*** TASK INPUTS ***
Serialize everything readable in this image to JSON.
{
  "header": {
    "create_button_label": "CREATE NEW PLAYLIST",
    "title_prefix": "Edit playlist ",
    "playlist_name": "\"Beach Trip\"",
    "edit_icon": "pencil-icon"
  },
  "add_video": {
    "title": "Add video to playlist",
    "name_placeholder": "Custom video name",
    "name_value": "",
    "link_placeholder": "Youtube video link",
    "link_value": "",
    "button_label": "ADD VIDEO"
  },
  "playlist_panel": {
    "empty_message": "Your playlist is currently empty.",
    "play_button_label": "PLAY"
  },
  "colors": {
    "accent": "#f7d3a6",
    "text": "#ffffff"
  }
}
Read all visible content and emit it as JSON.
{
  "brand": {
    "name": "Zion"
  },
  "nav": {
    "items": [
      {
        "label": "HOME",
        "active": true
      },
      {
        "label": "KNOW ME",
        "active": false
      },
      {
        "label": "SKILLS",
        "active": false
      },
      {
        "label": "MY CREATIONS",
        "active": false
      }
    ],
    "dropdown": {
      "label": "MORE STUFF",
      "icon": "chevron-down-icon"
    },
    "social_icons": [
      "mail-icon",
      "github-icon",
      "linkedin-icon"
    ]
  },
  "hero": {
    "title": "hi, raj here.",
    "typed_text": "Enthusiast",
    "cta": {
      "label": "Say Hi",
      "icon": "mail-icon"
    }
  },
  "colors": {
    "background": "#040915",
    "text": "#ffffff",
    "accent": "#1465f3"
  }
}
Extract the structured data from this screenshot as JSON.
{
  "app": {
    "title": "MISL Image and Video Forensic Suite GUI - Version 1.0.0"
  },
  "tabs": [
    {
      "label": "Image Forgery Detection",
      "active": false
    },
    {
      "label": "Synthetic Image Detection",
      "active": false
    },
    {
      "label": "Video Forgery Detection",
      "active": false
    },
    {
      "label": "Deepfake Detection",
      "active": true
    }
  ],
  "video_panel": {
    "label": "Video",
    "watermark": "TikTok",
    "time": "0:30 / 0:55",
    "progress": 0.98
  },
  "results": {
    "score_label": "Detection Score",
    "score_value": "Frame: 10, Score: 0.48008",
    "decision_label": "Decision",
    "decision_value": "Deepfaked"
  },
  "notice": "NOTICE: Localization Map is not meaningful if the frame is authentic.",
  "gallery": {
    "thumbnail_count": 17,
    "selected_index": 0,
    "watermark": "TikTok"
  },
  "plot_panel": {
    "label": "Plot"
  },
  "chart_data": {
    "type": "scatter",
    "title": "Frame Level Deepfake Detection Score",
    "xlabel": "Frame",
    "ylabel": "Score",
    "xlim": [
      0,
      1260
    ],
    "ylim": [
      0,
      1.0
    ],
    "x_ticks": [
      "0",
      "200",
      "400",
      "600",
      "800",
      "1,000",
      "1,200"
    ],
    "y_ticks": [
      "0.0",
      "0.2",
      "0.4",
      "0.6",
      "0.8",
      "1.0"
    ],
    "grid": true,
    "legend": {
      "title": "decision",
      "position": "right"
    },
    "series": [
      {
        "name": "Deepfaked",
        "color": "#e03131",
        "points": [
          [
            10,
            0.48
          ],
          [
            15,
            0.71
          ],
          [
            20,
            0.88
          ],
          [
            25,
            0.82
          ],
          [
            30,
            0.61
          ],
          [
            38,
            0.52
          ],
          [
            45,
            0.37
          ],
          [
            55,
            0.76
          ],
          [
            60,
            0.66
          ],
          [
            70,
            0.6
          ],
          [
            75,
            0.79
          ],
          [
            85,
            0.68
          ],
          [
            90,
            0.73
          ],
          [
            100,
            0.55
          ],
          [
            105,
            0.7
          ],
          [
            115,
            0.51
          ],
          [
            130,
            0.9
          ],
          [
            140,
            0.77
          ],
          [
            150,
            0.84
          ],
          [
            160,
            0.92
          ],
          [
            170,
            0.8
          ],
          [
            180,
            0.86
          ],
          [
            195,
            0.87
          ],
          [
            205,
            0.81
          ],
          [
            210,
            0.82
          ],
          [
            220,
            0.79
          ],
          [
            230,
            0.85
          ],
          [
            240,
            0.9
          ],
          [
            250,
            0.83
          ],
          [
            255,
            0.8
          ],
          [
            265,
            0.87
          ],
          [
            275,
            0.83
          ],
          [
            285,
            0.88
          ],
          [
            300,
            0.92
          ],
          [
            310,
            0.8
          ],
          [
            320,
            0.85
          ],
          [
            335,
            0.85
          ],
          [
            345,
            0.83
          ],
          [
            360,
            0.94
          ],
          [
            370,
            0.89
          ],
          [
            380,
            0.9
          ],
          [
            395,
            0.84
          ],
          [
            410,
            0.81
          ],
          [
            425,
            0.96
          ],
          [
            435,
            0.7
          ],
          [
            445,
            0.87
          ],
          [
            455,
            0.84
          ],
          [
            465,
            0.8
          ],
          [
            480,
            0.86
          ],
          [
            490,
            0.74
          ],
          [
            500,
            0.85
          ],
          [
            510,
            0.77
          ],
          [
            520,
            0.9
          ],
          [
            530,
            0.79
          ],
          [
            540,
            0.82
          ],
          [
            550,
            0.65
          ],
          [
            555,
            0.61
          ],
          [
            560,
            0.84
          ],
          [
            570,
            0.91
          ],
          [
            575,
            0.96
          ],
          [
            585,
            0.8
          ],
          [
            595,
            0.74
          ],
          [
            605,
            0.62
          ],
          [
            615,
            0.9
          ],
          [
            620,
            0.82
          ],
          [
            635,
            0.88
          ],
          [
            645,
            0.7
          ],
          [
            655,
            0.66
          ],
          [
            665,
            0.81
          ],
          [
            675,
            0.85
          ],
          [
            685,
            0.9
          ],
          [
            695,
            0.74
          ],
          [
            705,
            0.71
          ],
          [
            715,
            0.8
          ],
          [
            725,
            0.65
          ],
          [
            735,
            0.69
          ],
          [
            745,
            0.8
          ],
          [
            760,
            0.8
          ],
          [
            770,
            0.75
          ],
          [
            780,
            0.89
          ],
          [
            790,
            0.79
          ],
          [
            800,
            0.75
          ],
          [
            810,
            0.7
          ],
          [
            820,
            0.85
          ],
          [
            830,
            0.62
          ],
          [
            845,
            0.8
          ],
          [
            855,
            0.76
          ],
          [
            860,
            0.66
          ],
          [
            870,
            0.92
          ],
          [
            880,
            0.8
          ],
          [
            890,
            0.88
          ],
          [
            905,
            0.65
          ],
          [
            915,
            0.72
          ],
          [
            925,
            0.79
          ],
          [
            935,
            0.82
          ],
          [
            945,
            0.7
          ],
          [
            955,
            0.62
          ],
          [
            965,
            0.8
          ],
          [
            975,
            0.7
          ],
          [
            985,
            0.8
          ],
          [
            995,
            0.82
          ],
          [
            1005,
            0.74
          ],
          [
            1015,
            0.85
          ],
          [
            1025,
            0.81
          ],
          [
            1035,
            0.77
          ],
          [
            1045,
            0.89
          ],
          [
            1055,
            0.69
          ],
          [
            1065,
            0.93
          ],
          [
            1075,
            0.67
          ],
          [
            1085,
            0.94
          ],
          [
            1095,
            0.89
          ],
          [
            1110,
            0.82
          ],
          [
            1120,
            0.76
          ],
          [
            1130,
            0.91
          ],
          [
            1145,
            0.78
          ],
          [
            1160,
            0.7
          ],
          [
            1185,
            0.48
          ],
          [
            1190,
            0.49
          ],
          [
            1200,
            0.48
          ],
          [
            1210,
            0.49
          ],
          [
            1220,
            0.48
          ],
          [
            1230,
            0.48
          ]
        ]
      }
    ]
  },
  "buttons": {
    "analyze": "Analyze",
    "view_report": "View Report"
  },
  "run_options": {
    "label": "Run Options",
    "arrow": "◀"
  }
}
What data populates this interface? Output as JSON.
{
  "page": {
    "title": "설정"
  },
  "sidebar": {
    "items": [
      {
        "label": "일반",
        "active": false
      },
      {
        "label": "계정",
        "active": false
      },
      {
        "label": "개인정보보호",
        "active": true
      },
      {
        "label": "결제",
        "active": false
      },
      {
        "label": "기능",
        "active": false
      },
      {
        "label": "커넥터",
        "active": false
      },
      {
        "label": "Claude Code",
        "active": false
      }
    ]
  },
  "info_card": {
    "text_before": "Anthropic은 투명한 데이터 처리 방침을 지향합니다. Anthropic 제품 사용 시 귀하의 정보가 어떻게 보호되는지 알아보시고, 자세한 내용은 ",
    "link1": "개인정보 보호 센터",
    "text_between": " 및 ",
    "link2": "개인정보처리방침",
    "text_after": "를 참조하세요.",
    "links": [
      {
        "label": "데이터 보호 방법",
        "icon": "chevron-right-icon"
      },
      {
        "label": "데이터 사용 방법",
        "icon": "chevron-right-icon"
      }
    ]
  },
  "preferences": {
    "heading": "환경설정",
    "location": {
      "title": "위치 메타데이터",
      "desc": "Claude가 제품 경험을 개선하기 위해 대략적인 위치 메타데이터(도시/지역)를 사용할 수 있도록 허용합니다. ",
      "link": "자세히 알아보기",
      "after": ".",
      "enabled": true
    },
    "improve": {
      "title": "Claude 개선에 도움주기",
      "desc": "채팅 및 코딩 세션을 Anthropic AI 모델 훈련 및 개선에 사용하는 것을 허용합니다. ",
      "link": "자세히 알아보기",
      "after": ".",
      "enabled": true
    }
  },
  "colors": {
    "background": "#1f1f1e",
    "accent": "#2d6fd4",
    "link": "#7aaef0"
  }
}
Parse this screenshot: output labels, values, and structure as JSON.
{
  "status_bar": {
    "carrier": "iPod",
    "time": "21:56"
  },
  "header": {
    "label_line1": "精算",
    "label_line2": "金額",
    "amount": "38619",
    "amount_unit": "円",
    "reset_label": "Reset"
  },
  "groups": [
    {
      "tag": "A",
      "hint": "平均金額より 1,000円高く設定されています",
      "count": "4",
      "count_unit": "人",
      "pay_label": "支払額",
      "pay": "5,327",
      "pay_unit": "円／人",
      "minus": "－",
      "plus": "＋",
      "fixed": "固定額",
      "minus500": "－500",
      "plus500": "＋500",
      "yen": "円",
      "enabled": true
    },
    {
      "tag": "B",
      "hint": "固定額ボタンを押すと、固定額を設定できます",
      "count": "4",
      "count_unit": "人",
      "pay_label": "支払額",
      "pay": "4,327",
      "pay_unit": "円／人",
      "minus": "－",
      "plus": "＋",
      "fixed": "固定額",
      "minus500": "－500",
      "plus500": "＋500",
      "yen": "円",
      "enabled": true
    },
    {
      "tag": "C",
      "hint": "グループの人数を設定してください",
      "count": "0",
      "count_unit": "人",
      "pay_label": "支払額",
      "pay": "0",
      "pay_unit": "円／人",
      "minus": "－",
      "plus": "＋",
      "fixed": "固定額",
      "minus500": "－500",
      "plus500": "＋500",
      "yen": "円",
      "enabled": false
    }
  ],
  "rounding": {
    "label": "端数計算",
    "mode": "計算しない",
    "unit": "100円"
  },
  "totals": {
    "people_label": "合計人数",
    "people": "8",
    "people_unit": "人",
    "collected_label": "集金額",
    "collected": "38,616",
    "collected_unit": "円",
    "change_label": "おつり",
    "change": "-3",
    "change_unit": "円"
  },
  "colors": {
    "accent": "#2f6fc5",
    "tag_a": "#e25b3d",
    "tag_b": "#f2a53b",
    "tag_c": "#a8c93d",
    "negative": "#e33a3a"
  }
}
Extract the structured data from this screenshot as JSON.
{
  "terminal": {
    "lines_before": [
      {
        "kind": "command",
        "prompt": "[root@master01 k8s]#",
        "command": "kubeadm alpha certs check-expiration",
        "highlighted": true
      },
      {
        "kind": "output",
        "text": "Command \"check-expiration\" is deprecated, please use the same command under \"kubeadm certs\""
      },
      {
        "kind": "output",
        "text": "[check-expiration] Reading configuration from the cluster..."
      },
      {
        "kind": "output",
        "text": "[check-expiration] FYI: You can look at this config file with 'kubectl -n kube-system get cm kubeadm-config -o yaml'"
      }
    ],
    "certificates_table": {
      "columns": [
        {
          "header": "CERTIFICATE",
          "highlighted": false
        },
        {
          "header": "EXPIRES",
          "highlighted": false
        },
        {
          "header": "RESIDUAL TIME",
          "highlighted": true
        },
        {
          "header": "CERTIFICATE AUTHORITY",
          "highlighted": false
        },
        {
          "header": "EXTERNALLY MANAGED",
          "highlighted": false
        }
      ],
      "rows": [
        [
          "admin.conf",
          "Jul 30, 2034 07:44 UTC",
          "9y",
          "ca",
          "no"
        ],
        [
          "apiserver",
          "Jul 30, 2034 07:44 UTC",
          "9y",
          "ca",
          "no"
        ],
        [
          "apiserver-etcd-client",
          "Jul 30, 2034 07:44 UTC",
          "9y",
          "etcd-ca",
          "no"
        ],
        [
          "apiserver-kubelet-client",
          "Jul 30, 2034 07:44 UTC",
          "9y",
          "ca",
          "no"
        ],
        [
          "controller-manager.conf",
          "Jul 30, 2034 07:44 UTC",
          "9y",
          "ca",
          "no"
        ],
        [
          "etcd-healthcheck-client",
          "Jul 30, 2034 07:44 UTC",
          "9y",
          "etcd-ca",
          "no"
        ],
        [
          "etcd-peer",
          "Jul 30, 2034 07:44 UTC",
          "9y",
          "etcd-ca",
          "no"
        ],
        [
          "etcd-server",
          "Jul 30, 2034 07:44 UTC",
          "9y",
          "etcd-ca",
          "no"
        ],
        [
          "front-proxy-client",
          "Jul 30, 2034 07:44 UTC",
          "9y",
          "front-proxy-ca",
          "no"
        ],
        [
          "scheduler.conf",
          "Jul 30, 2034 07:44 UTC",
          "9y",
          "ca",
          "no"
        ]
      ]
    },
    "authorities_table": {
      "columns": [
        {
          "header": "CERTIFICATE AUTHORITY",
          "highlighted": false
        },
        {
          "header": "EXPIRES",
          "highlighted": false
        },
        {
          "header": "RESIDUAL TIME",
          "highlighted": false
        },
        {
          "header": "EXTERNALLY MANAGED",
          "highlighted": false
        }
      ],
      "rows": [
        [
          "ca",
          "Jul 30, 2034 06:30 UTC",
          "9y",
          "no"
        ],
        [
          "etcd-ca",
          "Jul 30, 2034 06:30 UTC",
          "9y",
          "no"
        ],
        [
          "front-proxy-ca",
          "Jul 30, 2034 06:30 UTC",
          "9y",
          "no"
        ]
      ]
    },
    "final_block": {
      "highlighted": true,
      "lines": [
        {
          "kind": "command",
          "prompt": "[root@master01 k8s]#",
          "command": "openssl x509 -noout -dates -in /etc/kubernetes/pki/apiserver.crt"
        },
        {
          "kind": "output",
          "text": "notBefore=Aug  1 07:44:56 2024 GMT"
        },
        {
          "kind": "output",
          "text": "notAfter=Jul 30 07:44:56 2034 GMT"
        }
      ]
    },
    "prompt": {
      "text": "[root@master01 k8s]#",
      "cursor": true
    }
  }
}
***
▶ [PROBLEM STATEMENT] Search the records above for the string "Anthropic". Copy every line that contains it.

▶ [SOLUTION TO THIS EXERCISE]
    "text_before": "Anthropic은 투명한 데이터 처리 방침을 지향합니다. Anthropic 제품 사용 시 귀하의 정보가 어떻게 보호되는지 알아보시고, 자세한 내용은 ",
      "desc": "채팅 및 코딩 세션을 Anthropic AI 모델 훈련 및 개선에 사용하는 것을 허용합니다. ",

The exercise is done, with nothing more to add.